*DIRECTIVE*. Return all the data, word for word.

*GIVEN ENTRIES*.
--- --- ---

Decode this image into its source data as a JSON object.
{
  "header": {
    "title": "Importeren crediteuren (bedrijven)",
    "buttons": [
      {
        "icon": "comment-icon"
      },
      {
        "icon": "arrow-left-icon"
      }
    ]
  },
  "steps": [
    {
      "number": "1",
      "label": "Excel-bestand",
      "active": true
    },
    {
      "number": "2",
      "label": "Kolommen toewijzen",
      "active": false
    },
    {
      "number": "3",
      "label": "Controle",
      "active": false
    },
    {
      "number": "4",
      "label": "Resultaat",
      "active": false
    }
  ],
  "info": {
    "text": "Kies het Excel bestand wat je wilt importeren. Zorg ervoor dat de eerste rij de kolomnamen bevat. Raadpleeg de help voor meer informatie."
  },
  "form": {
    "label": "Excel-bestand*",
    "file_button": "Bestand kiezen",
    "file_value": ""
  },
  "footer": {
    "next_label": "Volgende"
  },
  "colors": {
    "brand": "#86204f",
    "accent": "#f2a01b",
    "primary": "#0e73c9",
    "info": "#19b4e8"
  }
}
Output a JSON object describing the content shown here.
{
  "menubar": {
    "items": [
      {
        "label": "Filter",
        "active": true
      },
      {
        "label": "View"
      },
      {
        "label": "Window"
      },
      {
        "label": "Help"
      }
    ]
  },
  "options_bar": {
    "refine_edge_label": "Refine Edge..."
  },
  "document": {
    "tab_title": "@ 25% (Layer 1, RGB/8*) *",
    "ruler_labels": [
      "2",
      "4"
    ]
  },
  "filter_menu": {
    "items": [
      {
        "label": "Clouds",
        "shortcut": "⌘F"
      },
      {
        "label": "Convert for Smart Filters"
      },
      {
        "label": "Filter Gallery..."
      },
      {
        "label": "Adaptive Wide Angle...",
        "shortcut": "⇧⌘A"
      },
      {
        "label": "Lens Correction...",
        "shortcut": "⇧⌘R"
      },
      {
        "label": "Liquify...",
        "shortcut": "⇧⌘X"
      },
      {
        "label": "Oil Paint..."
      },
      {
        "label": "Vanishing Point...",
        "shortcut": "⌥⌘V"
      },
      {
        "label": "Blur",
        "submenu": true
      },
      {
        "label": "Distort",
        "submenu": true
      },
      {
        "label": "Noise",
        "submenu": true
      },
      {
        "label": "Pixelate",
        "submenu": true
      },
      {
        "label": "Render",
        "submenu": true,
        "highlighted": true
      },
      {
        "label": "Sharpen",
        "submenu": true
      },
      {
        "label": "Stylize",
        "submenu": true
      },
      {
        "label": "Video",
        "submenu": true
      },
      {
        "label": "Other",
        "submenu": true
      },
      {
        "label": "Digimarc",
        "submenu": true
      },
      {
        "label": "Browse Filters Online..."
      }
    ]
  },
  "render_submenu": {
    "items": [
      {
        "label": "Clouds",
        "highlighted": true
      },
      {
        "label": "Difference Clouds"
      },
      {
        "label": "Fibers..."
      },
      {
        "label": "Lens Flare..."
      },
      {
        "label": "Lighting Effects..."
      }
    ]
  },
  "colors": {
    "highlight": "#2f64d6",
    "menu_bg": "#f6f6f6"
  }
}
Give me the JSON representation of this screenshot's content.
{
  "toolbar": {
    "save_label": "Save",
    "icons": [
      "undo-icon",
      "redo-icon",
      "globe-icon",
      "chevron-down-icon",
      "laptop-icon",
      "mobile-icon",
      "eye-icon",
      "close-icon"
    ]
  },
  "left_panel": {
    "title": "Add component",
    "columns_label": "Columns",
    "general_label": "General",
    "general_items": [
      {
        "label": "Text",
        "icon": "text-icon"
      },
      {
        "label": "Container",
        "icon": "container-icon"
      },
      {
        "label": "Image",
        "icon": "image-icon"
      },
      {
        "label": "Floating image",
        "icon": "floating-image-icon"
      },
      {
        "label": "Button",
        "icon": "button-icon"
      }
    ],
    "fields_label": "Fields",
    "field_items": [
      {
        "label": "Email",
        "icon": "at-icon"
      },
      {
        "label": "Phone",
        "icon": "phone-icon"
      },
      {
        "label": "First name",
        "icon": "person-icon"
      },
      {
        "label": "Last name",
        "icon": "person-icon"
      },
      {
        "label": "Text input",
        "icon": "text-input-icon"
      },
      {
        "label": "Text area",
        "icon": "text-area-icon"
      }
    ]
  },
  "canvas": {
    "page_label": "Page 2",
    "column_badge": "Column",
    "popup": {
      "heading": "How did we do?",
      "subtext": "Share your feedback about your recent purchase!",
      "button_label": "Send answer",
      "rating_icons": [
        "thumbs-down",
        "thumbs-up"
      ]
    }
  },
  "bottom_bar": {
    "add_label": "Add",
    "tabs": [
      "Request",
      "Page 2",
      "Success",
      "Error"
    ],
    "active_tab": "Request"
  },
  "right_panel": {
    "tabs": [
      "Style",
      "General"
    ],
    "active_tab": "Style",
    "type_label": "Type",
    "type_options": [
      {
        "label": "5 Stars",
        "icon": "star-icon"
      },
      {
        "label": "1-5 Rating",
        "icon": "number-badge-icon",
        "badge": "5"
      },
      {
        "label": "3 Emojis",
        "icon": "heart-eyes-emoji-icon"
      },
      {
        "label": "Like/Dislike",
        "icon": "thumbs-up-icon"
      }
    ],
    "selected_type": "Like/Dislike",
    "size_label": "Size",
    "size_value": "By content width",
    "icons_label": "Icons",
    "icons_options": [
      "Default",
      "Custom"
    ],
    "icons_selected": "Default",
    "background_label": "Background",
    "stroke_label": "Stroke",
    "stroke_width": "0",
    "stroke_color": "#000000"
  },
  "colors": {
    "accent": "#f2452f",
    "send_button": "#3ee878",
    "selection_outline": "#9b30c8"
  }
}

--- --- ---

*COMPLETED TASK*.
Decode this image into its source data as a JSON object.
{
  "header": {
    "title": "Importeren crediteuren (bedrijven)",
    "buttons": [
      {
        "icon": "comment-icon"
      },
      {
        "icon": "arrow-left-icon"
      }
    ]
  },
  "steps": [
    {
      "number": "1",
      "label": "Excel-bestand",
      "active": true
    },
    {
      "number": "2",
      "label": "Kolommen toewijzen",
      "active": false
    },
    {
      "number": "3",
      "label": "Controle",
      "active": false
    },
    {
      "number": "4",
      "label": "Resultaat",
      "active": false
    }
  ],
  "info": {
    "text": "Kies het Excel bestand wat je wilt importeren. Zorg ervoor dat de eerste rij de kolomnamen bevat. Raadpleeg de help voor meer informatie."
  },
  "form": {
    "label": "Excel-bestand*",
    "file_button": "Bestand kiezen",
    "file_value": ""
  },
  "footer": {
    "next_label": "Volgende"
  },
  "colors": {
    "brand": "#86204f",
    "accent": "#f2a01b",
    "primary": "#0e73c9",
    "info": "#19b4e8"
  }
}
Output a JSON object describing the content shown here.
{
  "menubar": {
    "items": [
      {
        "label": "Filter",
        "active": true
      },
      {
        "label": "View"
      },
      {
        "label": "Window"
      },
      {
        "label": "Help"
      }
    ]
  },
  "options_bar": {
    "refine_edge_label": "Refine Edge..."
  },
  "document": {
    "tab_title": "@ 25% (Layer 1, RGB/8*) *",
    "ruler_labels": [
      "2",
      "4"
    ]
  },
  "filter_menu": {
    "items": [
      {
        "label": "Clouds",
        "shortcut": "⌘F"
      },
      {
        "label": "Convert for Smart Filters"
      },
      {
        "label": "Filter Gallery..."
      },
      {
        "label": "Adaptive Wide Angle...",
        "shortcut": "⇧⌘A"
      },
      {
        "label": "Lens Correction...",
        "shortcut": "⇧⌘R"
      },
      {
        "label": "Liquify...",
        "shortcut": "⇧⌘X"
      },
      {
        "label": "Oil Paint..."
      },
      {
        "label": "Vanishing Point...",
        "shortcut": "⌥⌘V"
      },
      {
        "label": "Blur",
        "submenu": true
      },
      {
        "label": "Distort",
        "submenu": true
      },
      {
        "label": "Noise",
        "submenu": true
      },
      {
        "label": "Pixelate",
        "submenu": true
      },
      {
        "label": "Render",
        "submenu": true,
        "highlighted": true
      },
      {
        "label": "Sharpen",
        "submenu": true
      },
      {
        "label": "Stylize",
        "submenu": true
      },
      {
        "label": "Video",
        "submenu": true
      },
      {
        "label": "Other",
        "submenu": true
      },
      {
        "label": "Digimarc",
        "submenu": true
      },
      {
        "label": "Browse Filters Online..."
      }
    ]
  },
  "render_submenu": {
    "items": [
      {
        "label": "Clouds",
        "highlighted": true
      },
      {
        "label": "Difference Clouds"
      },
      {
        "label": "Fibers..."
      },
      {
        "label": "Lens Flare..."
      },
      {
        "label": "Lighting Effects..."
      }
    ]
  },
  "colors": {
    "highlight": "#2f64d6",
    "menu_bg": "#f6f6f6"
  }
}
Give me the JSON representation of this screenshot's content.
{
  "toolbar": {
    "save_label": "Save",
    "icons": [
      "undo-icon",
      "redo-icon",
      "globe-icon",
      "chevron-down-icon",
      "laptop-icon",
      "mobile-icon",
      "eye-icon",
      "close-icon"
    ]
  },
  "left_panel": {
    "title": "Add component",
    "columns_label": "Columns",
    "general_label": "General",
    "general_items": [
      {
        "label": "Text",
        "icon": "text-icon"
      },
      {
        "label": "Container",
        "icon": "container-icon"
      },
      {
        "label": "Image",
        "icon": "image-icon"
      },
      {
        "label": "Floating image",
        "icon": "floating-image-icon"
      },
      {
        "label": "Button",
        "icon": "button-icon"
      }
    ],
    "fields_label": "Fields",
    "field_items": [
      {
        "label": "Email",
        "icon": "at-icon"
      },
      {
        "label": "Phone",
        "icon": "phone-icon"
      },
      {
        "label": "First name",
        "icon": "person-icon"
      },
      {
        "label": "Last name",
        "icon": "person-icon"
      },
      {
        "label": "Text input",
        "icon": "text-input-icon"
      },
      {
        "label": "Text area",
        "icon": "text-area-icon"
      }
    ]
  },
  "canvas": {
    "page_label": "Page 2",
    "column_badge": "Column",
    "popup": {
      "heading": "How did we do?",
      "subtext": "Share your feedback about your recent purchase!",
      "button_label": "Send answer",
      "rating_icons": [
        "thumbs-down",
        "thumbs-up"
      ]
    }
  },
  "bottom_bar": {
    "add_label": "Add",
    "tabs": [
      "Request",
      "Page 2",
      "Success",
      "Error"
    ],
    "active_tab": "Request"
  },
  "right_panel": {
    "tabs": [
      "Style",
      "General"
    ],
    "active_tab": "Style",
    "type_label": "Type",
    "type_options": [
      {
        "label": "5 Stars",
        "icon": "star-icon"
      },
      {
        "label": "1-5 Rating",
        "icon": "number-badge-icon",
        "badge": "5"
      },
      {
        "label": "3 Emojis",
        "icon": "heart-eyes-emoji-icon"
      },
      {
        "label": "Like/Dislike",
        "icon": "thumbs-up-icon"
      }
    ],
    "selected_type": "Like/Dislike",
    "size_label": "Size",
    "size_value": "By content width",
    "icons_label": "Icons",
    "icons_options": [
      "Default",
      "Custom"
    ],
    "icons_selected": "Default",
    "background_label": "Background",
    "stroke_label": "Stroke",
    "stroke_width": "0",
    "stroke_color": "#000000"
  },
  "colors": {
    "accent": "#f2452f",
    "send_button": "#3ee878",
    "selection_outline": "#9b30c8"
  }
}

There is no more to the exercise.